Parts of the exercise:
• A. Who is listed as committee director in the dissertation record?
• B. Name every committee member listed in the dissertation record.
• C. Quote the dissertation record from "Patricia Williams" up to and including "long-term hypertensive remodeling.".

Date of Award

Summer 2002

Document Type


Degree Name

Doctor of Philosophy (PhD)


Biomedical Sciences

Committee Director

Russell L. Prewitt

Committee Member

Gerald Pepe

Committee Member

Paul H. Ratz

Committee Member

Patricia Williams


Elevated blood pressure is associated with varying degrees of arterial remodeling. The mechanisms by which extracellular mechanical stress is converted into intracellular alterations in signal transduction and gene expression have yet to be fully elucidated. Our goal was to investigate the early events in the vascular smooth muscle response to acute hypertension and to identify mediators involved in long-term hypertensive remodeling.

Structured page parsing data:
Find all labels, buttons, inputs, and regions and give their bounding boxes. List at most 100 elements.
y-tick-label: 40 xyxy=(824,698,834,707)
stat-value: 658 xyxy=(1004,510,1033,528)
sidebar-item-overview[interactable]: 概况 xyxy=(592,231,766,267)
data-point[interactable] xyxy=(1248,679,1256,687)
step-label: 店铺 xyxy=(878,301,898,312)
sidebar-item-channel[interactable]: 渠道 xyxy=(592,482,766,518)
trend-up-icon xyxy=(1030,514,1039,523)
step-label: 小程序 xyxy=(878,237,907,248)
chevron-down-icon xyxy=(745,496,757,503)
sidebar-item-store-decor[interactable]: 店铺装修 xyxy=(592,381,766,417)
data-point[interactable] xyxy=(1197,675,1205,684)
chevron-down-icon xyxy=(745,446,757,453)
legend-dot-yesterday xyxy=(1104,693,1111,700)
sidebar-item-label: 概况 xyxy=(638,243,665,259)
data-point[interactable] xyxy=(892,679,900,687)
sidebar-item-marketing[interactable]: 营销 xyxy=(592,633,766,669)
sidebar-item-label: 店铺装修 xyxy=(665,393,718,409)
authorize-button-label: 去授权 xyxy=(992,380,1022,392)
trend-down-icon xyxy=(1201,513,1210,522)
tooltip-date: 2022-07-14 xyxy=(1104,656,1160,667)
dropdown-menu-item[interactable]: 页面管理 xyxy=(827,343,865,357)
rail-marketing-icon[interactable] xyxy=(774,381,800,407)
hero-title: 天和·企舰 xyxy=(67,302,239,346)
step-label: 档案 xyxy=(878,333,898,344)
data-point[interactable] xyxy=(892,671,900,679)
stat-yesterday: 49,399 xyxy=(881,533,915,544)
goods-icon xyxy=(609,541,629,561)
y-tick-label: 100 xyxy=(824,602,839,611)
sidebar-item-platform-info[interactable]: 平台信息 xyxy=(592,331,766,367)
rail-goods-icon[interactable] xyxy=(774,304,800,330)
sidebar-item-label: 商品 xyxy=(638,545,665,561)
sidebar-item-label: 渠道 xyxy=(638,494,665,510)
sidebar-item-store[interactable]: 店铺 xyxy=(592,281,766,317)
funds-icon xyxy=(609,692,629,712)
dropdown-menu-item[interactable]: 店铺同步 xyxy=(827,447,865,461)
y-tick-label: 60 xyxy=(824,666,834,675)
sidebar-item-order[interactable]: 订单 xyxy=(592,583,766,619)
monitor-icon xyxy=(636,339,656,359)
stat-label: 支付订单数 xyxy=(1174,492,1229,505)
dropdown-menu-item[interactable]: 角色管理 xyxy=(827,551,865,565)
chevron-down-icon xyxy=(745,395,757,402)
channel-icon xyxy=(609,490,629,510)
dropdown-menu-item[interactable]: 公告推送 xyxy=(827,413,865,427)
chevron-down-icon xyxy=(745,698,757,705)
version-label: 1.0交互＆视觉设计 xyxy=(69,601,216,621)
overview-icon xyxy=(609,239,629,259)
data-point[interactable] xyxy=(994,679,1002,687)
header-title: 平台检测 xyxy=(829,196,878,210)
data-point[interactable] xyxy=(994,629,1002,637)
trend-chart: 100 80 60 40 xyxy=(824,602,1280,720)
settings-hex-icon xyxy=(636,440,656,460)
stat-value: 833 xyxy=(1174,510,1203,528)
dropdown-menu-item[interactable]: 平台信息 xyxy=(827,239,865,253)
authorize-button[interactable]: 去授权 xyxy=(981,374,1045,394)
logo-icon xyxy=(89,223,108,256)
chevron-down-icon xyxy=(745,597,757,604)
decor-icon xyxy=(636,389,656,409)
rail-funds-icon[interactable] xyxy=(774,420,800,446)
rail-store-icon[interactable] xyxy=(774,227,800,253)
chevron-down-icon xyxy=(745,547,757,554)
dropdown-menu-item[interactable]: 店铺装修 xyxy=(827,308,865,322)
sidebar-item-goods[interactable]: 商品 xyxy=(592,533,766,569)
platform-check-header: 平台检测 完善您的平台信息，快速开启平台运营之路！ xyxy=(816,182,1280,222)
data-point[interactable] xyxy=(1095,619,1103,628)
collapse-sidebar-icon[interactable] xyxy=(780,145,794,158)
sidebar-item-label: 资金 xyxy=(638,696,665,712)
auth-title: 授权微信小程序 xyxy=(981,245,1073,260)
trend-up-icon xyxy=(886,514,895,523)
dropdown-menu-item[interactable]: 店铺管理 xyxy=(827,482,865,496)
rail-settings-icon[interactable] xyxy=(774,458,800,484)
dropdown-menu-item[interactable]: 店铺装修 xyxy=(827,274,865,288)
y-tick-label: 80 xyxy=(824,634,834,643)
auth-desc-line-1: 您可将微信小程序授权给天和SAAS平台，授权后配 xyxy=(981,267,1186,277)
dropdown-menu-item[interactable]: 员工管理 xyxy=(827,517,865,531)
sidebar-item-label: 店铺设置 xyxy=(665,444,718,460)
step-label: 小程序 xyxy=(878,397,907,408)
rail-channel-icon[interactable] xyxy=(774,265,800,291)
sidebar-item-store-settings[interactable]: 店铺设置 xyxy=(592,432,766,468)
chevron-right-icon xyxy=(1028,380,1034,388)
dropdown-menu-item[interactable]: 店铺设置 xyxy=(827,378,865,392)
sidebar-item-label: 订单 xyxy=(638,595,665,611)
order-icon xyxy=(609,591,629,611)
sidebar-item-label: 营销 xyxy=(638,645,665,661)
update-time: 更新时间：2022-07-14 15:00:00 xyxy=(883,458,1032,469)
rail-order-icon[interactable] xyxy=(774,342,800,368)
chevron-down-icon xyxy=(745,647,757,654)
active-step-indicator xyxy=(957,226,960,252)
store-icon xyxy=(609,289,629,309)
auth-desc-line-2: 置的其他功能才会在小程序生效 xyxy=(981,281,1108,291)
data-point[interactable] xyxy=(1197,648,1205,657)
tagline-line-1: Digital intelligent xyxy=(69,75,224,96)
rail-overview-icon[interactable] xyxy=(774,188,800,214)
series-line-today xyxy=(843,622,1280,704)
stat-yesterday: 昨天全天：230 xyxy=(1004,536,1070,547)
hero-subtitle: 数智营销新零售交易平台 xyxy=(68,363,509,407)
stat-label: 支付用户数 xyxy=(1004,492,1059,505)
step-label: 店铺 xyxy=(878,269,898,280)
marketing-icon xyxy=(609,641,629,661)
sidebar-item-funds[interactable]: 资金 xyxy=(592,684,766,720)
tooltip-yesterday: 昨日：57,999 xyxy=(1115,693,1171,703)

Results:
• A. Russell L. Prewitt

• B. Gerald Pepe, Paul H. Ratz, Patricia Williams

• C.
Patricia Williams


Elevated blood pressure is associated with varying degrees of arterial remodeling. The mechanisms by which extracellular mechanical stress is converted into intracellular alterations in signal transduction and gene expression have yet to be fully elucidated. Our goal was to investigate the early events in the vascular smooth muscle response to acute hypertension and to identify mediators involved in long-term hypertensive remodeling.